### What you will do
Gather the lines from the material that contain "this".

### Information given
-- -- --
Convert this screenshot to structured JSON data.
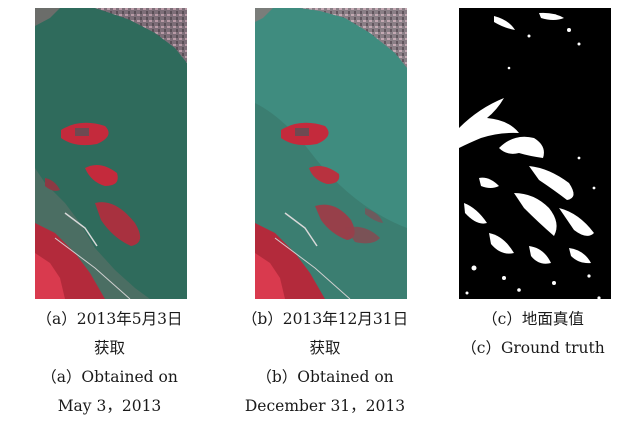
{
  "panels": [
    {
      "caption_cn_line1": "（a）2013年5月3日",
      "caption_cn_line2": "获取",
      "caption_en_line1": "（a）Obtained on",
      "caption_en_line2": "May 3，2013"
    },
    {
      "caption_cn_line1": "（b）2013年12月31日",
      "caption_cn_line2": "获取",
      "caption_en_line1": "（b）Obtained on",
      "caption_en_line2": "December 31，2013"
    },
    {
      "caption_cn_line1": "（c）地面真值",
      "caption_en_line1": "（c）Ground truth"
    }
  ],
  "colors": {
    "water_may": "#2f6b5c",
    "water_dec": "#3f8c7f",
    "vegetation_red": "#c42a3c",
    "urban_gray": "#8a7f86",
    "truth_bg": "#000000",
    "truth_change": "#ffffff"
  }
}
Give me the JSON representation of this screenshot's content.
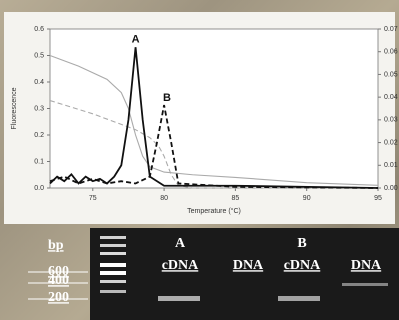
-- -- --
### Task solution
Convert this screenshot to structured JSON data.
Give me the JSON representation of this screenshot's content.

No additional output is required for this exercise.